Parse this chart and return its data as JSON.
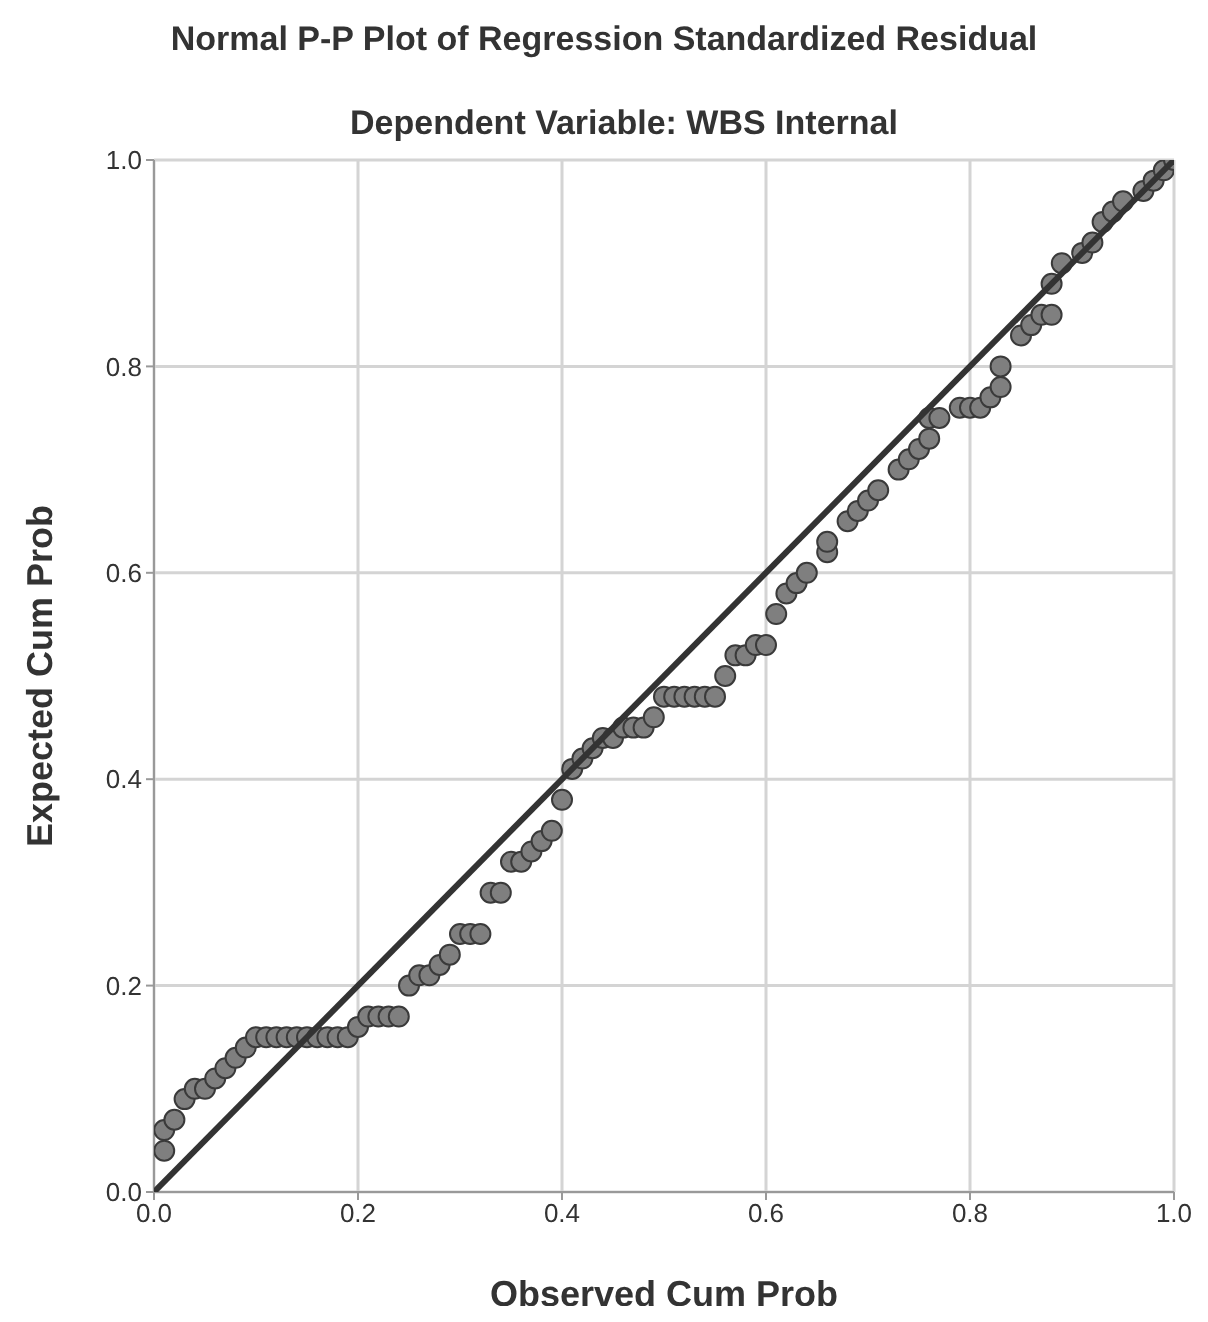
{
  "chart_data": {
    "type": "scatter",
    "title": "Normal P-P Plot of Regression Standardized Residual",
    "subtitle": "Dependent Variable: WBS Internal",
    "xlabel": "Observed Cum Prob",
    "ylabel": "Expected Cum Prob",
    "xlim": [
      0,
      1
    ],
    "ylim": [
      0,
      1
    ],
    "xticks": [
      {
        "value": 0,
        "label": "0.0"
      },
      {
        "value": 0.2,
        "label": "0.2"
      },
      {
        "value": 0.4,
        "label": "0.4"
      },
      {
        "value": 0.6,
        "label": "0.6"
      },
      {
        "value": 0.8,
        "label": "0.8"
      },
      {
        "value": 1,
        "label": "1.0"
      }
    ],
    "yticks": [
      {
        "value": 0,
        "label": "0.0"
      },
      {
        "value": 0.2,
        "label": "0.2"
      },
      {
        "value": 0.4,
        "label": "0.4"
      },
      {
        "value": 0.6,
        "label": "0.6"
      },
      {
        "value": 0.8,
        "label": "0.8"
      },
      {
        "value": 1,
        "label": "1.0"
      }
    ],
    "grid": true,
    "marker": "circle",
    "series": [
      {
        "type": "scatter",
        "color": "#7f7f7f",
        "x": [
          0.01,
          0.01,
          0.02,
          0.03,
          0.04,
          0.05,
          0.06,
          0.07,
          0.08,
          0.09,
          0.1,
          0.11,
          0.12,
          0.13,
          0.14,
          0.15,
          0.16,
          0.17,
          0.18,
          0.19,
          0.2,
          0.21,
          0.22,
          0.23,
          0.24,
          0.25,
          0.26,
          0.27,
          0.28,
          0.29,
          0.3,
          0.31,
          0.32,
          0.33,
          0.34,
          0.35,
          0.36,
          0.37,
          0.38,
          0.39,
          0.4,
          0.41,
          0.42,
          0.43,
          0.44,
          0.45,
          0.46,
          0.47,
          0.48,
          0.49,
          0.5,
          0.51,
          0.52,
          0.53,
          0.54,
          0.55,
          0.56,
          0.57,
          0.58,
          0.59,
          0.6,
          0.61,
          0.62,
          0.63,
          0.64,
          0.66,
          0.66,
          0.68,
          0.69,
          0.7,
          0.71,
          0.73,
          0.74,
          0.75,
          0.76,
          0.76,
          0.77,
          0.79,
          0.8,
          0.81,
          0.82,
          0.83,
          0.83,
          0.85,
          0.86,
          0.87,
          0.88,
          0.88,
          0.89,
          0.91,
          0.92,
          0.93,
          0.94,
          0.95,
          0.97,
          0.98,
          0.99,
          1.0
        ],
        "values": [
          0.04,
          0.06,
          0.07,
          0.09,
          0.1,
          0.1,
          0.11,
          0.12,
          0.13,
          0.14,
          0.15,
          0.15,
          0.15,
          0.15,
          0.15,
          0.15,
          0.15,
          0.15,
          0.15,
          0.15,
          0.16,
          0.17,
          0.17,
          0.17,
          0.17,
          0.2,
          0.21,
          0.21,
          0.22,
          0.23,
          0.25,
          0.25,
          0.25,
          0.29,
          0.29,
          0.32,
          0.32,
          0.33,
          0.34,
          0.35,
          0.38,
          0.41,
          0.42,
          0.43,
          0.44,
          0.44,
          0.45,
          0.45,
          0.45,
          0.46,
          0.48,
          0.48,
          0.48,
          0.48,
          0.48,
          0.48,
          0.5,
          0.52,
          0.52,
          0.53,
          0.53,
          0.56,
          0.58,
          0.59,
          0.6,
          0.62,
          0.63,
          0.65,
          0.66,
          0.67,
          0.68,
          0.7,
          0.71,
          0.72,
          0.73,
          0.75,
          0.75,
          0.76,
          0.76,
          0.76,
          0.77,
          0.78,
          0.8,
          0.83,
          0.84,
          0.85,
          0.85,
          0.88,
          0.9,
          0.91,
          0.92,
          0.94,
          0.95,
          0.96,
          0.97,
          0.98,
          0.99,
          1.0
        ]
      },
      {
        "type": "line",
        "color": "#333333",
        "x": [
          0,
          1
        ],
        "values": [
          0,
          1
        ],
        "line_style": "solid",
        "marker": "none"
      }
    ]
  }
}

★ ★ ★ ★ ★ ★ ★

== GOAL ==
Find every line in the entries that includes the word "type", then state how many there are and nothing else.

== FULL SOLUTION ==
3